Given request: From the listing below, extract every line containing "post".

Material provided:

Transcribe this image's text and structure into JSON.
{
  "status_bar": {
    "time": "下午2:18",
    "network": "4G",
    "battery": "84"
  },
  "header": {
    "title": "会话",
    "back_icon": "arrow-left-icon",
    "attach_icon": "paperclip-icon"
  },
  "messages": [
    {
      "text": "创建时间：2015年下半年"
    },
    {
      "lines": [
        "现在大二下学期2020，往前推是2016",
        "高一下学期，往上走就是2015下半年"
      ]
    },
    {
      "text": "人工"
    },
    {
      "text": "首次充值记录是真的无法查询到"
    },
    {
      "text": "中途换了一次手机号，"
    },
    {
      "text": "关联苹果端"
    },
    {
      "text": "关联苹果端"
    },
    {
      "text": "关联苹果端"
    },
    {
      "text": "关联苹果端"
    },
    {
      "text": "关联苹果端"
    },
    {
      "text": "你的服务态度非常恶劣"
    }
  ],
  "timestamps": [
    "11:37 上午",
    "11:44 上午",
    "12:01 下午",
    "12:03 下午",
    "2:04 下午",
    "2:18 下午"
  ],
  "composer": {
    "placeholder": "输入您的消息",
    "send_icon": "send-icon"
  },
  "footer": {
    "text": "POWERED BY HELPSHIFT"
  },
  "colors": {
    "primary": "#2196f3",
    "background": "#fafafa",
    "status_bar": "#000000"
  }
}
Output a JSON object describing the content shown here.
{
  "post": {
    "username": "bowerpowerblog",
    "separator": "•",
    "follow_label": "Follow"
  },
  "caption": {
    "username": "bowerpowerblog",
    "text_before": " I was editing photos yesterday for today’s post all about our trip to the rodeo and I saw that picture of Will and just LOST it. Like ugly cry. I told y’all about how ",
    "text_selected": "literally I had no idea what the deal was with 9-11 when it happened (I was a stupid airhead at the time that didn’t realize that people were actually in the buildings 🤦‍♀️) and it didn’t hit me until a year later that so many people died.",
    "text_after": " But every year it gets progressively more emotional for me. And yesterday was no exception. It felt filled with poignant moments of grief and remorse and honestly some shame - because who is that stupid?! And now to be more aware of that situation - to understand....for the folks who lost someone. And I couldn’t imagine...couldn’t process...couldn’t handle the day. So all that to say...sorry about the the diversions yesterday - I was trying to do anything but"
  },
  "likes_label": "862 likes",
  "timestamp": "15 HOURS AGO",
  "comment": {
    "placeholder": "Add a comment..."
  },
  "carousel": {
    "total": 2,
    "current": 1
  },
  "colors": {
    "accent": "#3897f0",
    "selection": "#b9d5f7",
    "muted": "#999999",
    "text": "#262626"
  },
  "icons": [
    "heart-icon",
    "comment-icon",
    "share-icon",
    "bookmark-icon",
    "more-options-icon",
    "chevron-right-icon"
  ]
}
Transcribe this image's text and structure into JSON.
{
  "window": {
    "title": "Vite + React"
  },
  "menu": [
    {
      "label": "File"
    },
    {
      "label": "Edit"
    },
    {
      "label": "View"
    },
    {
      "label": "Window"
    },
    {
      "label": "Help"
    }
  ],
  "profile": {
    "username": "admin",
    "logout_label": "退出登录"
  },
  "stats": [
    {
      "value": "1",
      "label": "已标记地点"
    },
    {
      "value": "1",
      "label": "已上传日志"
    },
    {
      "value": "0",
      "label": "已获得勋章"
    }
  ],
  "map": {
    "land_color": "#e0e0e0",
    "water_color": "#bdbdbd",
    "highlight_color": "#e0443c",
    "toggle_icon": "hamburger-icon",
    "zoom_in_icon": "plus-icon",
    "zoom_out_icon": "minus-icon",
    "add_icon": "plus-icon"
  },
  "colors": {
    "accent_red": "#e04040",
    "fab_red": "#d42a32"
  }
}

Answer to the exercise:
  "post": {
    "text_before": " I was editing photos yesterday for today’s post all about our trip to the rodeo and I saw that picture of Will and just LOST it. Like ugly cry. I told y’all about how ",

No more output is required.